DATASET EXCERPTS
· · · · ·
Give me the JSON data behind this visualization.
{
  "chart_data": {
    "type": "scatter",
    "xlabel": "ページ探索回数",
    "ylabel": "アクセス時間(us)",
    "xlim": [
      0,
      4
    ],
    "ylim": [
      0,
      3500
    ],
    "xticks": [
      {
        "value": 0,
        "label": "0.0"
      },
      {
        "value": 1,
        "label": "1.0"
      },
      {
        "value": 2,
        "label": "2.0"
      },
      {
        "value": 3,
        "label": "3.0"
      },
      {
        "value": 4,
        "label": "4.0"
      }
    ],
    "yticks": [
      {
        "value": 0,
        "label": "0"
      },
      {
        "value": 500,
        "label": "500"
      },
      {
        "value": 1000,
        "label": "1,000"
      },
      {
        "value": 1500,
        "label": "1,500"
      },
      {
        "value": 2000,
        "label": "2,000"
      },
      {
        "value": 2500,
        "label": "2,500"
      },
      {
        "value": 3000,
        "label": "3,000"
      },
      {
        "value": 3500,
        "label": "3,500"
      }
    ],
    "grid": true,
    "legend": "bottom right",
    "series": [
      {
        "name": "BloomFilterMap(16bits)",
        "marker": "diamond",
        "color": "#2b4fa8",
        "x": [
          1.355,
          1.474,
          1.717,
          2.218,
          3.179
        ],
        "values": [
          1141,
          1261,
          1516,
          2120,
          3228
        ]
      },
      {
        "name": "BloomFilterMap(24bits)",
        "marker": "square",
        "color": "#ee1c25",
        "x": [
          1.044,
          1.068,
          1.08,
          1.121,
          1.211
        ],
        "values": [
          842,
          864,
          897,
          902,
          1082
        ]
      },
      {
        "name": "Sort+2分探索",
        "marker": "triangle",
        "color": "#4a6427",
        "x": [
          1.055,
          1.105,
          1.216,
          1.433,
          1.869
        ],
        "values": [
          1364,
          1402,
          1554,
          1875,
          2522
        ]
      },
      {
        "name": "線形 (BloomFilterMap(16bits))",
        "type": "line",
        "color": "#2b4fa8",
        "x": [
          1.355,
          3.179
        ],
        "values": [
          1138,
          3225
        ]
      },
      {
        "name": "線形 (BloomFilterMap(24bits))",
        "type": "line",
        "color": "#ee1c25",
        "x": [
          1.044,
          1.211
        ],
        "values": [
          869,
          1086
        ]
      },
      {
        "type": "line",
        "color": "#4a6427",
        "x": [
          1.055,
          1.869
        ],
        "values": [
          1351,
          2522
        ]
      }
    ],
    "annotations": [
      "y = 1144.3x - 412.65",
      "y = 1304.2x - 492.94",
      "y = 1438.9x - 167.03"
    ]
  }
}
· · · · ·
Locate and copy each line in the data above that includes the word "marker".

RESULT OF THE TASK
        "marker": "diamond",
        "marker": "square",
        "marker": "triangle",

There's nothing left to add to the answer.